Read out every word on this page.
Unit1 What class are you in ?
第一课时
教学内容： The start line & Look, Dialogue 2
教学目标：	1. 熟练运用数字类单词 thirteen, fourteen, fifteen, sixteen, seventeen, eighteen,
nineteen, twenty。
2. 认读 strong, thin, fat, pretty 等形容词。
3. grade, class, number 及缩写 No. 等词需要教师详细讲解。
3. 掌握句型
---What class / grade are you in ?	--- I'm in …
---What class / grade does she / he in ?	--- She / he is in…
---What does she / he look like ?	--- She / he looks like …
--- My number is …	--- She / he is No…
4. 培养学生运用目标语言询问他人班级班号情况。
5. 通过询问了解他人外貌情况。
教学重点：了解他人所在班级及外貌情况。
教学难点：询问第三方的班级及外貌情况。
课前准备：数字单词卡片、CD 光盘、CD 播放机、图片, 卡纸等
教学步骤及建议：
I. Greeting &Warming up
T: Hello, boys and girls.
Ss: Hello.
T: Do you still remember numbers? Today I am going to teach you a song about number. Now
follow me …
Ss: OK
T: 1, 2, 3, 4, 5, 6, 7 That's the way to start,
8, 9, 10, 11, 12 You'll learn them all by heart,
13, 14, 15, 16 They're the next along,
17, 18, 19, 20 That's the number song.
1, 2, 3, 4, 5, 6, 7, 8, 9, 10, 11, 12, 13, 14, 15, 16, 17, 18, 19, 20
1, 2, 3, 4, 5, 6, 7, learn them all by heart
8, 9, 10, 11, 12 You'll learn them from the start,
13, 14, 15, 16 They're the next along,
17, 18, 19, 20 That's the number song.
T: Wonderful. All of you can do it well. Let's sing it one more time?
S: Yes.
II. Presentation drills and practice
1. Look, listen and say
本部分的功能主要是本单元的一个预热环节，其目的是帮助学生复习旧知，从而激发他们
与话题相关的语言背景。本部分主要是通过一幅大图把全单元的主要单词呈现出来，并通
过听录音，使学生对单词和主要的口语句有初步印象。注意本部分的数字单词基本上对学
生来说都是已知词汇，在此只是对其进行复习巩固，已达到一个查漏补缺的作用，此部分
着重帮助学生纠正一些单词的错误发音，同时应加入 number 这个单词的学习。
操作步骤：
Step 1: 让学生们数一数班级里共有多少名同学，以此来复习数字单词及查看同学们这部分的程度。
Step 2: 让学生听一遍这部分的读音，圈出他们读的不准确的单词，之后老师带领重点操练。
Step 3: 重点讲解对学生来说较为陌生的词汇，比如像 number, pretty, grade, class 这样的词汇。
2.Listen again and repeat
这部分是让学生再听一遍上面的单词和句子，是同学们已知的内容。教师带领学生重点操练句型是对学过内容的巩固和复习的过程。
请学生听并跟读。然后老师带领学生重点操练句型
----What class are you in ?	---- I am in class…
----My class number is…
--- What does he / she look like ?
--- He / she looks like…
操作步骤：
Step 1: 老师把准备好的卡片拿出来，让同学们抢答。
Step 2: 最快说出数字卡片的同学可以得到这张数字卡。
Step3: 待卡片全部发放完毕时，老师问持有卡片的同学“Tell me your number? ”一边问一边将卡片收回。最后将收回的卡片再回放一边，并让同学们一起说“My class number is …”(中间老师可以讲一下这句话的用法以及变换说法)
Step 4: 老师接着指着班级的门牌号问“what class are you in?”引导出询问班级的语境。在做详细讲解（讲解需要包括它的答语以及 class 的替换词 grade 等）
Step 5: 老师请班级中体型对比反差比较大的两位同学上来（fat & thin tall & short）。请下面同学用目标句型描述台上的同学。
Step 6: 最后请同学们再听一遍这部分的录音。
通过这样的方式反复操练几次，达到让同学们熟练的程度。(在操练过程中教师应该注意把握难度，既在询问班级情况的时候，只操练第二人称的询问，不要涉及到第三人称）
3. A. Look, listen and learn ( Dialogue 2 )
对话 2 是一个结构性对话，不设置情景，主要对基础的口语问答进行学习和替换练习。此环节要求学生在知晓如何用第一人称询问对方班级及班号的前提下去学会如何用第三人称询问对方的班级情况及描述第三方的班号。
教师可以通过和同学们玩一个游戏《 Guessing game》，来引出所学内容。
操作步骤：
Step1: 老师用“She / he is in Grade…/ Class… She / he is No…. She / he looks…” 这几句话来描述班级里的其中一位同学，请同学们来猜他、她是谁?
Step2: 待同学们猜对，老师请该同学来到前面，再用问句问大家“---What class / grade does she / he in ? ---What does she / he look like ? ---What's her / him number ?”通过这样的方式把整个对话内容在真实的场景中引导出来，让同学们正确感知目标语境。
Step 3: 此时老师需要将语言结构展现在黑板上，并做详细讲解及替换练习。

■ ■ ■ ■

Retype the whole listing, matching it exactly.

Read out every word on this page.
Unit1 What class are you in ?
第一课时
教学内容： The start line & Look, Dialogue 2
教学目标：	1. 熟练运用数字类单词 thirteen, fourteen, fifteen, sixteen, seventeen, eighteen,
nineteen, twenty。
2. 认读 strong, thin, fat, pretty 等形容词。
3. grade, class, number 及缩写 No. 等词需要教师详细讲解。
3. 掌握句型
---What class / grade are you in ?	--- I'm in …
---What class / grade does she / he in ?	--- She / he is in…
---What does she / he look like ?	--- She / he looks like …
--- My number is …	--- She / he is No…
4. 培养学生运用目标语言询问他人班级班号情况。
5. 通过询问了解他人外貌情况。
教学重点：了解他人所在班级及外貌情况。
教学难点：询问第三方的班级及外貌情况。
课前准备：数字单词卡片、CD 光盘、CD 播放机、图片, 卡纸等
教学步骤及建议：
I. Greeting &Warming up
T: Hello, boys and girls.
Ss: Hello.
T: Do you still remember numbers? Today I am going to teach you a song about number. Now
follow me …
Ss: OK
T: 1, 2, 3, 4, 5, 6, 7 That's the way to start,
8, 9, 10, 11, 12 You'll learn them all by heart,
13, 14, 15, 16 They're the next along,
17, 18, 19, 20 That's the number song.
1, 2, 3, 4, 5, 6, 7, 8, 9, 10, 11, 12, 13, 14, 15, 16, 17, 18, 19, 20
1, 2, 3, 4, 5, 6, 7, learn them all by heart
8, 9, 10, 11, 12 You'll learn them from the start,
13, 14, 15, 16 They're the next along,
17, 18, 19, 20 That's the number song.
T: Wonderful. All of you can do it well. Let's sing it one more time?
S: Yes.
II. Presentation drills and practice
1. Look, listen and say
本部分的功能主要是本单元的一个预热环节，其目的是帮助学生复习旧知，从而激发他们
与话题相关的语言背景。本部分主要是通过一幅大图把全单元的主要单词呈现出来，并通
过听录音，使学生对单词和主要的口语句有初步印象。注意本部分的数字单词基本上对学
生来说都是已知词汇，在此只是对其进行复习巩固，已达到一个查漏补缺的作用，此部分
着重帮助学生纠正一些单词的错误发音，同时应加入 number 这个单词的学习。
操作步骤：
Step 1: 让学生们数一数班级里共有多少名同学，以此来复习数字单词及查看同学们这部分的程度。
Step 2: 让学生听一遍这部分的读音，圈出他们读的不准确的单词，之后老师带领重点操练。
Step 3: 重点讲解对学生来说较为陌生的词汇，比如像 number, pretty, grade, class 这样的词汇。
2.Listen again and repeat
这部分是让学生再听一遍上面的单词和句子，是同学们已知的内容。教师带领学生重点操练句型是对学过内容的巩固和复习的过程。
请学生听并跟读。然后老师带领学生重点操练句型
----What class are you in ?	---- I am in class…
----My class number is…
--- What does he / she look like ?
--- He / she looks like…
操作步骤：
Step 1: 老师把准备好的卡片拿出来，让同学们抢答。
Step 2: 最快说出数字卡片的同学可以得到这张数字卡。
Step3: 待卡片全部发放完毕时，老师问持有卡片的同学“Tell me your number? ”一边问一边将卡片收回。最后将收回的卡片再回放一边，并让同学们一起说“My class number is …”(中间老师可以讲一下这句话的用法以及变换说法)
Step 4: 老师接着指着班级的门牌号问“what class are you in?”引导出询问班级的语境。在做详细讲解（讲解需要包括它的答语以及 class 的替换词 grade 等）
Step 5: 老师请班级中体型对比反差比较大的两位同学上来（fat & thin tall & short）。请下面同学用目标句型描述台上的同学。
Step 6: 最后请同学们再听一遍这部分的录音。
通过这样的方式反复操练几次，达到让同学们熟练的程度。(在操练过程中教师应该注意把握难度，既在询问班级情况的时候，只操练第二人称的询问，不要涉及到第三人称）
3. A. Look, listen and learn ( Dialogue 2 )
对话 2 是一个结构性对话，不设置情景，主要对基础的口语问答进行学习和替换练习。此环节要求学生在知晓如何用第一人称询问对方班级及班号的前提下去学会如何用第三人称询问对方的班级情况及描述第三方的班号。
教师可以通过和同学们玩一个游戏《 Guessing game》，来引出所学内容。
操作步骤：
Step1: 老师用“She / he is in Grade…/ Class… She / he is No…. She / he looks…” 这几句话来描述班级里的其中一位同学，请同学们来猜他、她是谁?
Step2: 待同学们猜对，老师请该同学来到前面，再用问句问大家“---What class / grade does she / he in ? ---What does she / he look like ? ---What's her / him number ?”通过这样的方式把整个对话内容在真实的场景中引导出来，让同学们正确感知目标语境。
Step 3: 此时老师需要将语言结构展现在黑板上，并做详细讲解及替换练习。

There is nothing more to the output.